Data records
┄┄┄┄┄┄┄┄┄┄
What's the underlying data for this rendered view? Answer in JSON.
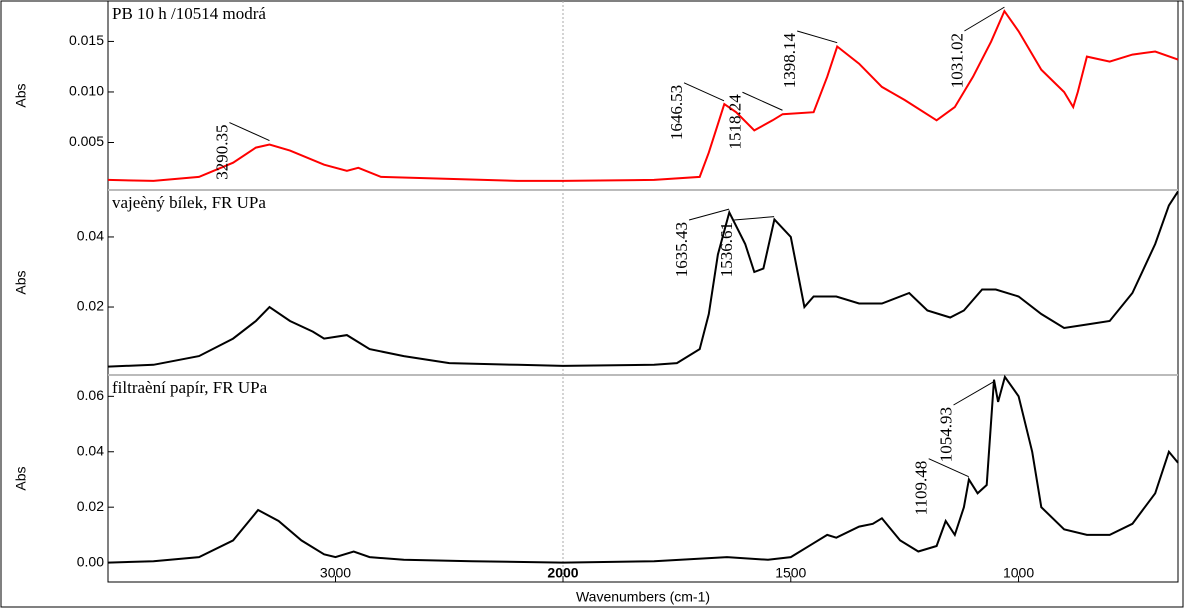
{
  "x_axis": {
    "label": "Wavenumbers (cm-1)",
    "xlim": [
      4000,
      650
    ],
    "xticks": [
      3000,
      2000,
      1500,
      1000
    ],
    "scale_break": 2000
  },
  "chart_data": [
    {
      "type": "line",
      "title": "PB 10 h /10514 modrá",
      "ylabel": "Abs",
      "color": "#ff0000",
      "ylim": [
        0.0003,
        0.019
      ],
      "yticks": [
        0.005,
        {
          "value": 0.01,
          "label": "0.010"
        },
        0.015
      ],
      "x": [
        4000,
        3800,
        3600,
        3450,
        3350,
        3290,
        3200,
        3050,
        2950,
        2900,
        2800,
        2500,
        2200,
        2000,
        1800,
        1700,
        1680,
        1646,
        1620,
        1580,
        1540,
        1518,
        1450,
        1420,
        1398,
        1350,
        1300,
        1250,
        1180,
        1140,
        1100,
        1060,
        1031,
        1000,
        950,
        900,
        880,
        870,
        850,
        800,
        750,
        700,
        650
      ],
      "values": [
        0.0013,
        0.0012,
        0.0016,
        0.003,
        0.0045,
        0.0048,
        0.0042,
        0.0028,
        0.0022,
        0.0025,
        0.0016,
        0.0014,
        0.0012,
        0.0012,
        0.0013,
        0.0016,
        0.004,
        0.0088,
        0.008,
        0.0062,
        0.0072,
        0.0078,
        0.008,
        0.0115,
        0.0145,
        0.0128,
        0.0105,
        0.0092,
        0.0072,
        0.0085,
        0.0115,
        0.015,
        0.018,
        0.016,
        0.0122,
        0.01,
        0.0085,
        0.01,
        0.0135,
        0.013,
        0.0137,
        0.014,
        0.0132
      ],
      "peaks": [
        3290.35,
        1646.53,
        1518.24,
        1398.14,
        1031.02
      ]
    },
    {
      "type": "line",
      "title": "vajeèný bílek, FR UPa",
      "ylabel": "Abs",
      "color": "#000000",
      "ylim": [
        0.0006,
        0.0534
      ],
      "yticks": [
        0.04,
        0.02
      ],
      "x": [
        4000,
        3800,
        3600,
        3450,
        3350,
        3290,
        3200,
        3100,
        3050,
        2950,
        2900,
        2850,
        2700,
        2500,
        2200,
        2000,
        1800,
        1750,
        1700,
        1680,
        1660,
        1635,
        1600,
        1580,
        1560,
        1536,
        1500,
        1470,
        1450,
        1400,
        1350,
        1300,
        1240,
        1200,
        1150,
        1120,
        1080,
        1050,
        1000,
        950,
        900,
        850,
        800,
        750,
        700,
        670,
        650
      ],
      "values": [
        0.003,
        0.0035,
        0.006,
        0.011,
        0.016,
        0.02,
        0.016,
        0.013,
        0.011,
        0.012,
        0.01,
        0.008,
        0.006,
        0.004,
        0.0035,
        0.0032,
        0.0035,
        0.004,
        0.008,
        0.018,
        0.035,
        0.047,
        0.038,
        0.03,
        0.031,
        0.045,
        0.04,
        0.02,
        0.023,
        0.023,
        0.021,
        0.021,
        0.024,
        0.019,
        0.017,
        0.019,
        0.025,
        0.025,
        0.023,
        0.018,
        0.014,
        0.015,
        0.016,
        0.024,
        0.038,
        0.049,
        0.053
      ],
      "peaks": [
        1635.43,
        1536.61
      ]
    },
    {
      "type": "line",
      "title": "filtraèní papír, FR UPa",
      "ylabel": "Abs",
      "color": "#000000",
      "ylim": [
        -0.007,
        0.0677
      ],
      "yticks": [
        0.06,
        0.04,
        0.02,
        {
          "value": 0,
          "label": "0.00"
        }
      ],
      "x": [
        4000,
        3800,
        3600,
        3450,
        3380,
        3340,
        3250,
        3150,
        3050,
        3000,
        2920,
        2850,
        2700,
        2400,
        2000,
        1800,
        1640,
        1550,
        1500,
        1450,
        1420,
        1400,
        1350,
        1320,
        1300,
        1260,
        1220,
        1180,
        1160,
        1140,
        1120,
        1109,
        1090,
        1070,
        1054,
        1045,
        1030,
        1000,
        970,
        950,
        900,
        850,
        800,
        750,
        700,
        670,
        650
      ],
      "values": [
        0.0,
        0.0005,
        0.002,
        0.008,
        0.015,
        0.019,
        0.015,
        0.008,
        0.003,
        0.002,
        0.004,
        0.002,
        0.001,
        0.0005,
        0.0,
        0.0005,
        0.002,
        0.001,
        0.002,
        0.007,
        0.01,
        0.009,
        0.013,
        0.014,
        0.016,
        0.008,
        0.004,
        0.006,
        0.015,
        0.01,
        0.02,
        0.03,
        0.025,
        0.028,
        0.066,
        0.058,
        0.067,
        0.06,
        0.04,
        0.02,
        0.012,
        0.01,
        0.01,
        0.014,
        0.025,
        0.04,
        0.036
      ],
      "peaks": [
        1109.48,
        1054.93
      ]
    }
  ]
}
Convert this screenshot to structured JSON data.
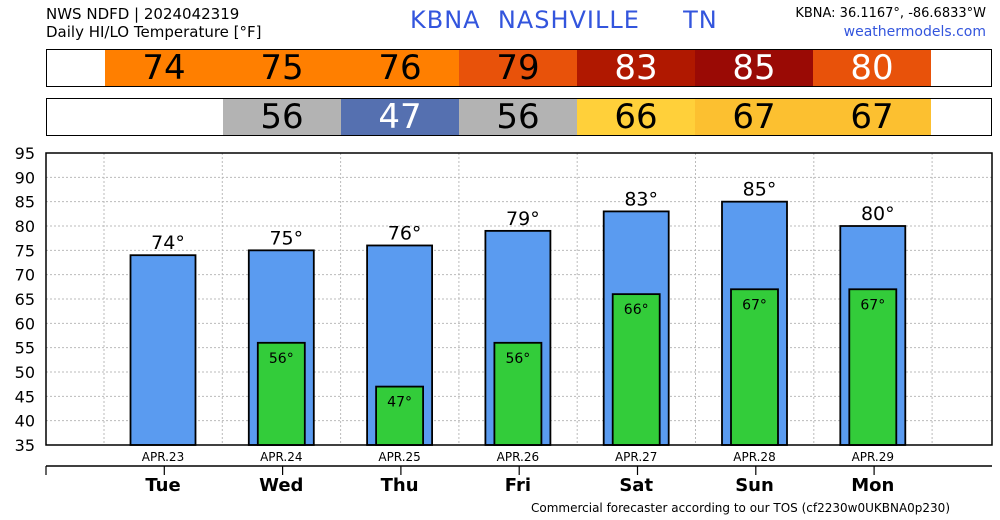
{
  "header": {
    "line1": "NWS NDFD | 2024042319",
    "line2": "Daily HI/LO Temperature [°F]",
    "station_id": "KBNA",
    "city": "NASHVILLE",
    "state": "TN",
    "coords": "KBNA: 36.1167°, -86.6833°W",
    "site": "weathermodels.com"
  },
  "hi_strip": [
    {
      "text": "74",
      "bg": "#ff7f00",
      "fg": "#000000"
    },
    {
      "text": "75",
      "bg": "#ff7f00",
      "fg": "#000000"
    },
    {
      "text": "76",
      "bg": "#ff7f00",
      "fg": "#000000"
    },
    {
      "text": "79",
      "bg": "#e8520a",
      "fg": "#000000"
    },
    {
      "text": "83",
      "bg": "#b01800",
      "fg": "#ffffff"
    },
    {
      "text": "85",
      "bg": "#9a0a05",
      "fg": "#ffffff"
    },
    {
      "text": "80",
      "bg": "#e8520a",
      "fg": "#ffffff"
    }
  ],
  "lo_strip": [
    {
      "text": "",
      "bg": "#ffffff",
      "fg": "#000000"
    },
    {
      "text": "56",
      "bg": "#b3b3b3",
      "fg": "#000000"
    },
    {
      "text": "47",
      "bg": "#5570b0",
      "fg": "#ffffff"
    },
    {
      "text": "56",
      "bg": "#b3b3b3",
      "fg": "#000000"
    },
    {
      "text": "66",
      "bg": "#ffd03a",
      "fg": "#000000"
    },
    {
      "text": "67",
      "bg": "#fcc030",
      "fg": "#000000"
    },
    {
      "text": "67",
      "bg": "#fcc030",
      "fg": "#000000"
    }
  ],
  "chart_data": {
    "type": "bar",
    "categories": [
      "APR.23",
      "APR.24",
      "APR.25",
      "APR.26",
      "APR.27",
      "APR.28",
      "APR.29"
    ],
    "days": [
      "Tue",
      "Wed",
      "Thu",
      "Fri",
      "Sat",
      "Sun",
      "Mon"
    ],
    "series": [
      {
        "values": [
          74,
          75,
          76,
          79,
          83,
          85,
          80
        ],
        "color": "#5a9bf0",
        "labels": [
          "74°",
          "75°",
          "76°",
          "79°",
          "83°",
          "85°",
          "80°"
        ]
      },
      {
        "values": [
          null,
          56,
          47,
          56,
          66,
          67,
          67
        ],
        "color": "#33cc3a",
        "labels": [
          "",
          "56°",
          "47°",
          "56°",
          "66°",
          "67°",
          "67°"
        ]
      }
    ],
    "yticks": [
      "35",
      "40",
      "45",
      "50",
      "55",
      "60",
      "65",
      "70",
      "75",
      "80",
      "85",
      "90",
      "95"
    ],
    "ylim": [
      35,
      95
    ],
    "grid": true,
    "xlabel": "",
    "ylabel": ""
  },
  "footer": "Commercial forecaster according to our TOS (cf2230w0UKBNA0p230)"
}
┄┄┄┄┄┄┄┄┄┄
- _Instructions for the task_:
The data above should be repeated exactly, minus any pictures.

- _Solution for this problem_:
What's the underlying data for this rendered view? Answer in JSON.
{
  "x_axis": {
    "label": "Wavenumbers (cm-1)",
    "xlim": [
      4000,
      650
    ],
    "xticks": [
      3000,
      2000,
      1500,
      1000
    ],
    "scale_break": 2000
  },
  "chart_data": [
    {
      "type": "line",
      "title": "PB 10 h /10514 modrá",
      "ylabel": "Abs",
      "color": "#ff0000",
      "ylim": [
        0.0003,
        0.019
      ],
      "yticks": [
        0.005,
        {
          "value": 0.01,
          "label": "0.010"
        },
        0.015
      ],
      "x": [
        4000,
        3800,
        3600,
        3450,
        3350,
        3290,
        3200,
        3050,
        2950,
        2900,
        2800,
        2500,
        2200,
        2000,
        1800,
        1700,
        1680,
        1646,
        1620,
        1580,
        1540,
        1518,
        1450,
        1420,
        1398,
        1350,
        1300,
        1250,
        1180,
        1140,
        1100,
        1060,
        1031,
        1000,
        950,
        900,
        880,
        870,
        850,
        800,
        750,
        700,
        650
      ],
      "values": [
        0.0013,
        0.0012,
        0.0016,
        0.003,
        0.0045,
        0.0048,
        0.0042,
        0.0028,
        0.0022,
        0.0025,
        0.0016,
        0.0014,
        0.0012,
        0.0012,
        0.0013,
        0.0016,
        0.004,
        0.0088,
        0.008,
        0.0062,
        0.0072,
        0.0078,
        0.008,
        0.0115,
        0.0145,
        0.0128,
        0.0105,
        0.0092,
        0.0072,
        0.0085,
        0.0115,
        0.015,
        0.018,
        0.016,
        0.0122,
        0.01,
        0.0085,
        0.01,
        0.0135,
        0.013,
        0.0137,
        0.014,
        0.0132
      ],
      "peaks": [
        3290.35,
        1646.53,
        1518.24,
        1398.14,
        1031.02
      ]
    },
    {
      "type": "line",
      "title": "vajeèný bílek, FR UPa",
      "ylabel": "Abs",
      "color": "#000000",
      "ylim": [
        0.0006,
        0.0534
      ],
      "yticks": [
        0.04,
        0.02
      ],
      "x": [
        4000,
        3800,
        3600,
        3450,
        3350,
        3290,
        3200,
        3100,
        3050,
        2950,
        2900,
        2850,
        2700,
        2500,
        2200,
        2000,
        1800,
        1750,
        1700,
        1680,
        1660,
        1635,
        1600,
        1580,
        1560,
        1536,
        1500,
        1470,
        1450,
        1400,
        1350,
        1300,
        1240,
        1200,
        1150,
        1120,
        1080,
        1050,
        1000,
        950,
        900,
        850,
        800,
        750,
        700,
        670,
        650
      ],
      "values": [
        0.003,
        0.0035,
        0.006,
        0.011,
        0.016,
        0.02,
        0.016,
        0.013,
        0.011,
        0.012,
        0.01,
        0.008,
        0.006,
        0.004,
        0.0035,
        0.0032,
        0.0035,
        0.004,
        0.008,
        0.018,
        0.035,
        0.047,
        0.038,
        0.03,
        0.031,
        0.045,
        0.04,
        0.02,
        0.023,
        0.023,
        0.021,
        0.021,
        0.024,
        0.019,
        0.017,
        0.019,
        0.025,
        0.025,
        0.023,
        0.018,
        0.014,
        0.015,
        0.016,
        0.024,
        0.038,
        0.049,
        0.053
      ],
      "peaks": [
        1635.43,
        1536.61
      ]
    },
    {
      "type": "line",
      "title": "filtraèní papír, FR UPa",
      "ylabel": "Abs",
      "color": "#000000",
      "ylim": [
        -0.007,
        0.0677
      ],
      "yticks": [
        0.06,
        0.04,
        0.02,
        {
          "value": 0,
          "label": "0.00"
        }
      ],
      "x": [
        4000,
        3800,
        3600,
        3450,
        3380,
        3340,
        3250,
        3150,
        3050,
        3000,
        2920,
        2850,
        2700,
        2400,
        2000,
        1800,
        1640,
        1550,
        1500,
        1450,
        1420,
        1400,
        1350,
        1320,
        1300,
        1260,
        1220,
        1180,
        1160,
        1140,
        1120,
        1109,
        1090,
        1070,
        1054,
        1045,
        1030,
        1000,
        970,
        950,
        900,
        850,
        800,
        750,
        700,
        670,
        650
      ],
      "values": [
        0.0,
        0.0005,
        0.002,
        0.008,
        0.015,
        0.019,
        0.015,
        0.008,
        0.003,
        0.002,
        0.004,
        0.002,
        0.001,
        0.0005,
        0.0,
        0.0005,
        0.002,
        0.001,
        0.002,
        0.007,
        0.01,
        0.009,
        0.013,
        0.014,
        0.016,
        0.008,
        0.004,
        0.006,
        0.015,
        0.01,
        0.02,
        0.03,
        0.025,
        0.028,
        0.066,
        0.058,
        0.067,
        0.06,
        0.04,
        0.02,
        0.012,
        0.01,
        0.01,
        0.014,
        0.025,
        0.04,
        0.036
      ],
      "peaks": [
        1109.48,
        1054.93
      ]
    }
  ]
}
Convert this screenshot to structured JSON data.
{
  "header": {
    "line1": "NWS NDFD | 2024042319",
    "line2": "Daily HI/LO Temperature [°F]",
    "station_id": "KBNA",
    "city": "NASHVILLE",
    "state": "TN",
    "coords": "KBNA: 36.1167°, -86.6833°W",
    "site": "weathermodels.com"
  },
  "hi_strip": [
    {
      "text": "74",
      "bg": "#ff7f00",
      "fg": "#000000"
    },
    {
      "text": "75",
      "bg": "#ff7f00",
      "fg": "#000000"
    },
    {
      "text": "76",
      "bg": "#ff7f00",
      "fg": "#000000"
    },
    {
      "text": "79",
      "bg": "#e8520a",
      "fg": "#000000"
    },
    {
      "text": "83",
      "bg": "#b01800",
      "fg": "#ffffff"
    },
    {
      "text": "85",
      "bg": "#9a0a05",
      "fg": "#ffffff"
    },
    {
      "text": "80",
      "bg": "#e8520a",
      "fg": "#ffffff"
    }
  ],
  "lo_strip": [
    {
      "text": "",
      "bg": "#ffffff",
      "fg": "#000000"
    },
    {
      "text": "56",
      "bg": "#b3b3b3",
      "fg": "#000000"
    },
    {
      "text": "47",
      "bg": "#5570b0",
      "fg": "#ffffff"
    },
    {
      "text": "56",
      "bg": "#b3b3b3",
      "fg": "#000000"
    },
    {
      "text": "66",
      "bg": "#ffd03a",
      "fg": "#000000"
    },
    {
      "text": "67",
      "bg": "#fcc030",
      "fg": "#000000"
    },
    {
      "text": "67",
      "bg": "#fcc030",
      "fg": "#000000"
    }
  ],
  "chart_data": {
    "type": "bar",
    "categories": [
      "APR.23",
      "APR.24",
      "APR.25",
      "APR.26",
      "APR.27",
      "APR.28",
      "APR.29"
    ],
    "days": [
      "Tue",
      "Wed",
      "Thu",
      "Fri",
      "Sat",
      "Sun",
      "Mon"
    ],
    "series": [
      {
        "values": [
          74,
          75,
          76,
          79,
          83,
          85,
          80
        ],
        "color": "#5a9bf0",
        "labels": [
          "74°",
          "75°",
          "76°",
          "79°",
          "83°",
          "85°",
          "80°"
        ]
      },
      {
        "values": [
          null,
          56,
          47,
          56,
          66,
          67,
          67
        ],
        "color": "#33cc3a",
        "labels": [
          "",
          "56°",
          "47°",
          "56°",
          "66°",
          "67°",
          "67°"
        ]
      }
    ],
    "yticks": [
      "35",
      "40",
      "45",
      "50",
      "55",
      "60",
      "65",
      "70",
      "75",
      "80",
      "85",
      "90",
      "95"
    ],
    "ylim": [
      35,
      95
    ],
    "grid": true,
    "xlabel": "",
    "ylabel": ""
  },
  "footer": "Commercial forecaster according to our TOS (cf2230w0UKBNA0p230)"
}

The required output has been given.